**What you should do**
Identify the lines that contain the string "тобі" and report only how many there are.
═══ Raw data
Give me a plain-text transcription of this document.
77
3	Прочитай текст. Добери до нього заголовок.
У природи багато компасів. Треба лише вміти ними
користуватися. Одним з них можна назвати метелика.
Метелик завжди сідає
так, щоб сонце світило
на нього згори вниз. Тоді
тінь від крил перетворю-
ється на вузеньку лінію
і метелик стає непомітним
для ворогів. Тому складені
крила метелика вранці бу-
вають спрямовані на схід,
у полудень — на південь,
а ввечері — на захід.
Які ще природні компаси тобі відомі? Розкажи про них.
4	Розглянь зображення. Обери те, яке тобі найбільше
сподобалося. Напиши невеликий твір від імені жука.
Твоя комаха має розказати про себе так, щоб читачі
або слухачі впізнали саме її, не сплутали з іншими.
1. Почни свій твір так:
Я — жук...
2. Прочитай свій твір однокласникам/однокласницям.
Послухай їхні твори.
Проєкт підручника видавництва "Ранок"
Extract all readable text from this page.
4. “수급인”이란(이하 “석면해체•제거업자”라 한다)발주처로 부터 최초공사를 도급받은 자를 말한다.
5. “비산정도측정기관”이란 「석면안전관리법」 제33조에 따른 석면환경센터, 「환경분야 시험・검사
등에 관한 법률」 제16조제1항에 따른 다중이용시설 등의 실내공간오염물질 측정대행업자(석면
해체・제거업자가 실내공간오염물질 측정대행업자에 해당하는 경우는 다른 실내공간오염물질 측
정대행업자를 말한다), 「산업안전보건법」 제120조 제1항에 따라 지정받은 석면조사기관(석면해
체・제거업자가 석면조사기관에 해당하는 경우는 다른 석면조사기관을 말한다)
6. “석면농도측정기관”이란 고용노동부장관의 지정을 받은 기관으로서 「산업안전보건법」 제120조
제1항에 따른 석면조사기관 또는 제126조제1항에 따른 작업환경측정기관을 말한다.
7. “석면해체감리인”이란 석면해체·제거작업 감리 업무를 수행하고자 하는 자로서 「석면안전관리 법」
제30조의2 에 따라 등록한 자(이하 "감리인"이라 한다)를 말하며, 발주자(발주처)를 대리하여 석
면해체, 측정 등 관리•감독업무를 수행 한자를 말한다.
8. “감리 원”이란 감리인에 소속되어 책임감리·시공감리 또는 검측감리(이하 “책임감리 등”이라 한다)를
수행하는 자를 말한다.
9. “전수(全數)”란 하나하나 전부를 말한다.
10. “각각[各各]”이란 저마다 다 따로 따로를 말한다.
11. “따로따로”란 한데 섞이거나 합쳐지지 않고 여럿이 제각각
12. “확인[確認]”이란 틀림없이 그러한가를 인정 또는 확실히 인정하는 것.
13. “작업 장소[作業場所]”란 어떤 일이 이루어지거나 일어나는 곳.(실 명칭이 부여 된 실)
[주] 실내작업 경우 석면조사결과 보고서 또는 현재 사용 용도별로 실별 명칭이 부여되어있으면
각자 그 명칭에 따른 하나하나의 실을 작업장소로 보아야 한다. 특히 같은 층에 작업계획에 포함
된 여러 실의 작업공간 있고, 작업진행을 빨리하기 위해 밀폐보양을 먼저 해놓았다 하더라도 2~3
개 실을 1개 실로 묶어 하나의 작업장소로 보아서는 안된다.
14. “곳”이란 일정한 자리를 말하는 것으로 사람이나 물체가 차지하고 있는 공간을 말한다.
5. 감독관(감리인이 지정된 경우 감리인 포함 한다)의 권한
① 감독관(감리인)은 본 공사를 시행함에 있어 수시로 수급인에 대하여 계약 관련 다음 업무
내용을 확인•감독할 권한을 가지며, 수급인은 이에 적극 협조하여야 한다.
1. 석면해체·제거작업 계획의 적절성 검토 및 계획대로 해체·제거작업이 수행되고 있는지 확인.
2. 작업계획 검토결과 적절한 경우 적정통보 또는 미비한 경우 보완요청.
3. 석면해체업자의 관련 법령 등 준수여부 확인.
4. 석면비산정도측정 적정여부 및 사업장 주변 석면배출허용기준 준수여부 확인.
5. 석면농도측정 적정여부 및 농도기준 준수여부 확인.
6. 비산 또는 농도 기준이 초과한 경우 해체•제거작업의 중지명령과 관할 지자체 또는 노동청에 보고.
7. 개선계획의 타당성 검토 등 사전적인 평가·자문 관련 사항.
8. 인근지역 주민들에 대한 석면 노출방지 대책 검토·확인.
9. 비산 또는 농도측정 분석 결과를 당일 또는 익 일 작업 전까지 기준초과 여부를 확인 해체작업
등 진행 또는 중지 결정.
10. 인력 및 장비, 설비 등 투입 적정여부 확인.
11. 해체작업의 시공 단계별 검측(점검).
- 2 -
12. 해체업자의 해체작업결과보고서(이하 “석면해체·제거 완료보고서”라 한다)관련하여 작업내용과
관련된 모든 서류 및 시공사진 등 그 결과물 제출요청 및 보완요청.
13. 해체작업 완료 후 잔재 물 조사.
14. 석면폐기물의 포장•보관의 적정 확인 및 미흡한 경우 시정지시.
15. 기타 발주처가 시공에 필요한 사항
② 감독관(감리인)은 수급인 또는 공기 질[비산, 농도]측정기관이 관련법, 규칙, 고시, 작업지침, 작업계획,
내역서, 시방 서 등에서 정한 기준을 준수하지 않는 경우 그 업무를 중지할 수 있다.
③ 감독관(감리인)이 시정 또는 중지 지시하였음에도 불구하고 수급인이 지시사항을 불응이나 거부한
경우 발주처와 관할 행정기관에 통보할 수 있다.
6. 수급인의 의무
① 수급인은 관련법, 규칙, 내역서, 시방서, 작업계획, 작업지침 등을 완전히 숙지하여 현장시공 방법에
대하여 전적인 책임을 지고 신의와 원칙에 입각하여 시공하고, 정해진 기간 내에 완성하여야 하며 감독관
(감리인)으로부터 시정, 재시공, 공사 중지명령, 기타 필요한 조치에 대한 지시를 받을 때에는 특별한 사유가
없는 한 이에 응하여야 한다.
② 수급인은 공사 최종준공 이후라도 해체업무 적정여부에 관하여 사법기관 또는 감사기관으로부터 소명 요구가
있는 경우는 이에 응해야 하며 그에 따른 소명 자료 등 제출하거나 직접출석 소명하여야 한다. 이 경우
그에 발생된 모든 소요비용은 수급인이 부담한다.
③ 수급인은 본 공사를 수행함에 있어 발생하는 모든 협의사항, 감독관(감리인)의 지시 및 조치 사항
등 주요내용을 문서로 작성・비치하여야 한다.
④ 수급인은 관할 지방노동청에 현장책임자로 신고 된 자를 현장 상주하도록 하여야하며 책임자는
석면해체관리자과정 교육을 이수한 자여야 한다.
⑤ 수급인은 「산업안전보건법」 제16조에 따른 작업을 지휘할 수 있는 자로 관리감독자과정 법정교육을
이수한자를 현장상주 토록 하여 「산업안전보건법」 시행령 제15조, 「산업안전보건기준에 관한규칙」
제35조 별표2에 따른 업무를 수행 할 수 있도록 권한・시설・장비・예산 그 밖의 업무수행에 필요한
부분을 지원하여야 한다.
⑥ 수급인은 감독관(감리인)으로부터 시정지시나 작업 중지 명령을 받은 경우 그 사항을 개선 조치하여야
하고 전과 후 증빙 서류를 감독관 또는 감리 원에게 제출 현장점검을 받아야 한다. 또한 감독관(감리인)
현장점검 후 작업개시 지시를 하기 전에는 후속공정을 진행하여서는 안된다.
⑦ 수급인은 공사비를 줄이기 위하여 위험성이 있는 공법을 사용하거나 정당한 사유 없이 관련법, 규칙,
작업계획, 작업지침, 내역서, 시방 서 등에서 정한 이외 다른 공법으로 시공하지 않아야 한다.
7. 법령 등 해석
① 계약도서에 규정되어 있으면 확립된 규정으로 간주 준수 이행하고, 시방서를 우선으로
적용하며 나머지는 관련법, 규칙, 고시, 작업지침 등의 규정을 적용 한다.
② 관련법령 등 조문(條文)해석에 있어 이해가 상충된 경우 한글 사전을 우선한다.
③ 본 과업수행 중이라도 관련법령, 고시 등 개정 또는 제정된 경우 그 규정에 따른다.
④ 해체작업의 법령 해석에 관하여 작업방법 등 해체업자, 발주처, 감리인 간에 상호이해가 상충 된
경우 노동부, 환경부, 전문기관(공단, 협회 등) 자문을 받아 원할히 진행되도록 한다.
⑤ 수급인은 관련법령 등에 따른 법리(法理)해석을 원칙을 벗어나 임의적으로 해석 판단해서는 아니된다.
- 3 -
══════
**Final result**
2